Determine how many lines contain the string "بدعته". Respond with that number and nothing more.

-------------------------

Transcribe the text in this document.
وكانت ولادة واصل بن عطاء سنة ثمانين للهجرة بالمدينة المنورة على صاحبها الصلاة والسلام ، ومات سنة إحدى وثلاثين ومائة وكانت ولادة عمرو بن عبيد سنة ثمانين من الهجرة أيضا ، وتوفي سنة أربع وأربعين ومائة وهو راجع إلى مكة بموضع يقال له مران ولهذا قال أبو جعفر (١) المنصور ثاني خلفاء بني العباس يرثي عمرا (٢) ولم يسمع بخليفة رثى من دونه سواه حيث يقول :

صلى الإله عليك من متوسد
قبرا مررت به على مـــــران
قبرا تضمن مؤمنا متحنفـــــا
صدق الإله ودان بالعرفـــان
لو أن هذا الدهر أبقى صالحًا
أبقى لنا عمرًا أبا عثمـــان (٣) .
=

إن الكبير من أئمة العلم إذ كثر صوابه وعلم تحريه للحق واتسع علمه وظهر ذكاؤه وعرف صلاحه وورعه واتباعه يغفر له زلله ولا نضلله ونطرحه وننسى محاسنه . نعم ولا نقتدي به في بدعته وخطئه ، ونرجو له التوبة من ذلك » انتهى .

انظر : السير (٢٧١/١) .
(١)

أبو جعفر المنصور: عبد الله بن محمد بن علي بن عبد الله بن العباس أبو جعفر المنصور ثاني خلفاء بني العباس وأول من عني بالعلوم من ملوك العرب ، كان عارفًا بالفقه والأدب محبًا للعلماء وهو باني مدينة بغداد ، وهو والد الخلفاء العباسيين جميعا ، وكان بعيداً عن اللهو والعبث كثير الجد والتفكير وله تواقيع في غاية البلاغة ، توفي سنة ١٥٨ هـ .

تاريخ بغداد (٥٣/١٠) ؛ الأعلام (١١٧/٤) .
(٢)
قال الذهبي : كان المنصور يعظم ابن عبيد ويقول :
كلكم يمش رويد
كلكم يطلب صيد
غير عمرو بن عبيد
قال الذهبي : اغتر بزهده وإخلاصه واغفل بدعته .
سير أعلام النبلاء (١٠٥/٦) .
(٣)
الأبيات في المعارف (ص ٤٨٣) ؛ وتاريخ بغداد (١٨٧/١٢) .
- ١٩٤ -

-------------------------

[COMPLETED EXERCISE]:
2